Below are the records. Gather each line that holds "ylabel".

+===+

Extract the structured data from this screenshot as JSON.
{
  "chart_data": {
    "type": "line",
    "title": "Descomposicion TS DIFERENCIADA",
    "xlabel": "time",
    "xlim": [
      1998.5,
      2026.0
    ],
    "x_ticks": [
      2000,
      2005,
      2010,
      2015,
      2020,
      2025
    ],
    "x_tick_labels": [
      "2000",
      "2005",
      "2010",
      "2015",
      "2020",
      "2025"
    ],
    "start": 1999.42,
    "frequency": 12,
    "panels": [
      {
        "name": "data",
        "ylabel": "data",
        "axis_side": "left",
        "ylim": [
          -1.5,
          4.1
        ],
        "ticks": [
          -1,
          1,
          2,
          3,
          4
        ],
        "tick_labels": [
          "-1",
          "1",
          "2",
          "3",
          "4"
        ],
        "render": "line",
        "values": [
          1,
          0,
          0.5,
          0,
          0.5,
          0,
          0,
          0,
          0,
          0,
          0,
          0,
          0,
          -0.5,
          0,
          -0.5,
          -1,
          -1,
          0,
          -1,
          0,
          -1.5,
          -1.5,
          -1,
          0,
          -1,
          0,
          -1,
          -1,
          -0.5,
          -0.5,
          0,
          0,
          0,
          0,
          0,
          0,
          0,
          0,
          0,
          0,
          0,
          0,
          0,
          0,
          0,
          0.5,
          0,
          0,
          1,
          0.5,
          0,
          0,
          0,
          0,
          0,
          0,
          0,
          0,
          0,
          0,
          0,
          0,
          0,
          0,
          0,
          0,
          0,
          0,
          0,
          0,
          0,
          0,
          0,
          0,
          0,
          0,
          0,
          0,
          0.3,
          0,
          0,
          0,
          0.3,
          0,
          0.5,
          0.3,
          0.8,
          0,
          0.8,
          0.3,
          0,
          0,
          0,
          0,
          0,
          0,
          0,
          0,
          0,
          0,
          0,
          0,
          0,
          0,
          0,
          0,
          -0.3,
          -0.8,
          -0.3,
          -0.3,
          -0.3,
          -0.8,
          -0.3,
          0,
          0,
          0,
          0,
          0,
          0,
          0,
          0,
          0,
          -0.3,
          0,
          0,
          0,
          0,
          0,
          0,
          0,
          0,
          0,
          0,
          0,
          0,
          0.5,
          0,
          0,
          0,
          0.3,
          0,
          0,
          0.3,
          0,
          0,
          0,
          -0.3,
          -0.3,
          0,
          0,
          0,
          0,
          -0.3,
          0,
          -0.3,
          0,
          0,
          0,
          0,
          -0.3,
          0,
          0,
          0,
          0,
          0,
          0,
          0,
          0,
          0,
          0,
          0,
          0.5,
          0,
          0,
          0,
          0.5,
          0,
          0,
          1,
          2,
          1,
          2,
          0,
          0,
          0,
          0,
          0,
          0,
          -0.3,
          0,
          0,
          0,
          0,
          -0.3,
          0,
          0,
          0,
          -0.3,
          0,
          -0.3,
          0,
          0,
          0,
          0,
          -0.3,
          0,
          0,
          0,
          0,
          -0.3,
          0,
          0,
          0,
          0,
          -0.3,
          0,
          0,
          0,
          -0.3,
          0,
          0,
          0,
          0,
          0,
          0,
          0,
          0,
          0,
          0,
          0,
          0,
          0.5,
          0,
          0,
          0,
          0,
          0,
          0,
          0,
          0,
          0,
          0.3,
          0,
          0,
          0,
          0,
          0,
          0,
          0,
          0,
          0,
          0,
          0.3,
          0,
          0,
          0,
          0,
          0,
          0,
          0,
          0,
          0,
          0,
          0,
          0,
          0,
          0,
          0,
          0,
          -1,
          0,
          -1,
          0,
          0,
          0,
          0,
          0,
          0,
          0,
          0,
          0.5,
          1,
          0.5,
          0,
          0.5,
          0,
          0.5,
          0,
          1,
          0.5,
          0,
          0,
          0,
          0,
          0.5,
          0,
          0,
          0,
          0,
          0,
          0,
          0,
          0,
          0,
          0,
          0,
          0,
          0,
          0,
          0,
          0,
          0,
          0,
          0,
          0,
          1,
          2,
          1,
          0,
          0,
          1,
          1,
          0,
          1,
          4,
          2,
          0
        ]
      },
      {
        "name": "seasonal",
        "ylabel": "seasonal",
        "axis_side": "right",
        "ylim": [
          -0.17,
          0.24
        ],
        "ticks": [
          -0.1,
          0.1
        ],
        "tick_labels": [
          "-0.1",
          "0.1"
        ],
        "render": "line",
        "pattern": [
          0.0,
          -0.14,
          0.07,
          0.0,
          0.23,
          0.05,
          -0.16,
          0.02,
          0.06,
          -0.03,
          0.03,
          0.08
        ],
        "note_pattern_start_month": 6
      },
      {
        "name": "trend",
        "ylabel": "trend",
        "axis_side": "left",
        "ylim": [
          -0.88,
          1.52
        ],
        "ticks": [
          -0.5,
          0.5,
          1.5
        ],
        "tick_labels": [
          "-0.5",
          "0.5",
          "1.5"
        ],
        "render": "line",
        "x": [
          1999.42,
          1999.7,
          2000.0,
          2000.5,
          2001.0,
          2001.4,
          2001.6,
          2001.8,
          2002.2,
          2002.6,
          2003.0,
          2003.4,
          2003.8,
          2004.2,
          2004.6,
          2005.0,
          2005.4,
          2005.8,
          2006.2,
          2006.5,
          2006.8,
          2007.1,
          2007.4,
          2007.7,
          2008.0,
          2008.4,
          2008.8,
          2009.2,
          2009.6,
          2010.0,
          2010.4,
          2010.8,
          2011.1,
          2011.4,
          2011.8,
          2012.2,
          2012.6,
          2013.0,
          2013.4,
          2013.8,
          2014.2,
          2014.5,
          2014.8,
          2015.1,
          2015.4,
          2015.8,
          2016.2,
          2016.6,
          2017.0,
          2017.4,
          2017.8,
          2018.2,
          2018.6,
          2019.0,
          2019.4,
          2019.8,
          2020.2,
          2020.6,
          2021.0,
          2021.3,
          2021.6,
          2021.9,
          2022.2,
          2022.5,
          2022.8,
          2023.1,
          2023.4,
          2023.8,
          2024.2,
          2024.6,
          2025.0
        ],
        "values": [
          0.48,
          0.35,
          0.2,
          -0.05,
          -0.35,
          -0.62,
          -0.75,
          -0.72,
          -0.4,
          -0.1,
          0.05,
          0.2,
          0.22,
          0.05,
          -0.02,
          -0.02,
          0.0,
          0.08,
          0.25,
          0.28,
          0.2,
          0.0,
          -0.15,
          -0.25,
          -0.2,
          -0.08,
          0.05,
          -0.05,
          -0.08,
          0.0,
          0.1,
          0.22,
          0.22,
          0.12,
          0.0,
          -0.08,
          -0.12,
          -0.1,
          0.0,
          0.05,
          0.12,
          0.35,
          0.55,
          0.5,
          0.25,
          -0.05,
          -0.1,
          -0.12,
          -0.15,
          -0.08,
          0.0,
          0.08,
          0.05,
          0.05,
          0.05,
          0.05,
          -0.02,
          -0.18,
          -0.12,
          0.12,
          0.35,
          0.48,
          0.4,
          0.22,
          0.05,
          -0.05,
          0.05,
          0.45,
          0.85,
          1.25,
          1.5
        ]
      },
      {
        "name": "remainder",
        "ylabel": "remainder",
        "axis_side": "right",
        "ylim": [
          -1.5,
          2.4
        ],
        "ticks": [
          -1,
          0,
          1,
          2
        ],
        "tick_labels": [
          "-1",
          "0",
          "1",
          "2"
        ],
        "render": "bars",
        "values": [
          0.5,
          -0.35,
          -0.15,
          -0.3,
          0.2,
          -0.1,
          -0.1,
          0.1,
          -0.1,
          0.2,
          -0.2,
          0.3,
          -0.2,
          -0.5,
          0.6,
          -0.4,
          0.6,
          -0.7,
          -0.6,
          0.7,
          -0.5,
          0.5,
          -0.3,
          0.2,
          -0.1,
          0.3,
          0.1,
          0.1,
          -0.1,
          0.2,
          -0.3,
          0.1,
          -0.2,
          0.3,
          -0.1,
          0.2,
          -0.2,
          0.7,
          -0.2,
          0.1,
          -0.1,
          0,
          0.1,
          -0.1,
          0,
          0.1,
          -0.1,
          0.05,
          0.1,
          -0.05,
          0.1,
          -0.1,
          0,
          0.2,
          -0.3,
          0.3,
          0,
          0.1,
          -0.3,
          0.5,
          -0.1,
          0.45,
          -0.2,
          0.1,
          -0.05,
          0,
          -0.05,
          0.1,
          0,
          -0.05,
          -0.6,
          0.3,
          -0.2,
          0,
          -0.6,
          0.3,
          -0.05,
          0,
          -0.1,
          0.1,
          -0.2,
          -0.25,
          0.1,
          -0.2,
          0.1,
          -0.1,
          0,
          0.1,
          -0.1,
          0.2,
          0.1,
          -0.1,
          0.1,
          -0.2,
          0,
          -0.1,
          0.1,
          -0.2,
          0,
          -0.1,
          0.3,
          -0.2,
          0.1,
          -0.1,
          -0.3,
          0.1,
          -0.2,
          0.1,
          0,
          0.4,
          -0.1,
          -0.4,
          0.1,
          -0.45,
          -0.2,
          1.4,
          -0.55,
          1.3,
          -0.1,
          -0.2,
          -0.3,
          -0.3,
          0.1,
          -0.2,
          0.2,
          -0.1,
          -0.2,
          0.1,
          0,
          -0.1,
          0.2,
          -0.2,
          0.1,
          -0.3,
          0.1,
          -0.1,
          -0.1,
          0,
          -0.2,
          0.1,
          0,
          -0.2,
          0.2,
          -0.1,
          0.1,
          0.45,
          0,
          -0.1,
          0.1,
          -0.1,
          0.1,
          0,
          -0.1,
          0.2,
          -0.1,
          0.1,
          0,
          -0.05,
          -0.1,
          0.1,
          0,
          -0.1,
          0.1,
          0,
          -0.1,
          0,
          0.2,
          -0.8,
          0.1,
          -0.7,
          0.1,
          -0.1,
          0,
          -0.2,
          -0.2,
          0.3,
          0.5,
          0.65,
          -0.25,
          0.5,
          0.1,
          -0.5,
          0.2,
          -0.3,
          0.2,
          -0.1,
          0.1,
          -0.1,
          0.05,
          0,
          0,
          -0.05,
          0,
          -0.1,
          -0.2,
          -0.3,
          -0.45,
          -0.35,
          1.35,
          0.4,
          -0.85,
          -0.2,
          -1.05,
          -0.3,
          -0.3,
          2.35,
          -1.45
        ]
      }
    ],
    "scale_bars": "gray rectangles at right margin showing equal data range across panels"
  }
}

+===+

**EXERCISE RESULT:**
        "ylabel": "data",
        "ylabel": "seasonal",
        "ylabel": "trend",
        "ylabel": "remainder",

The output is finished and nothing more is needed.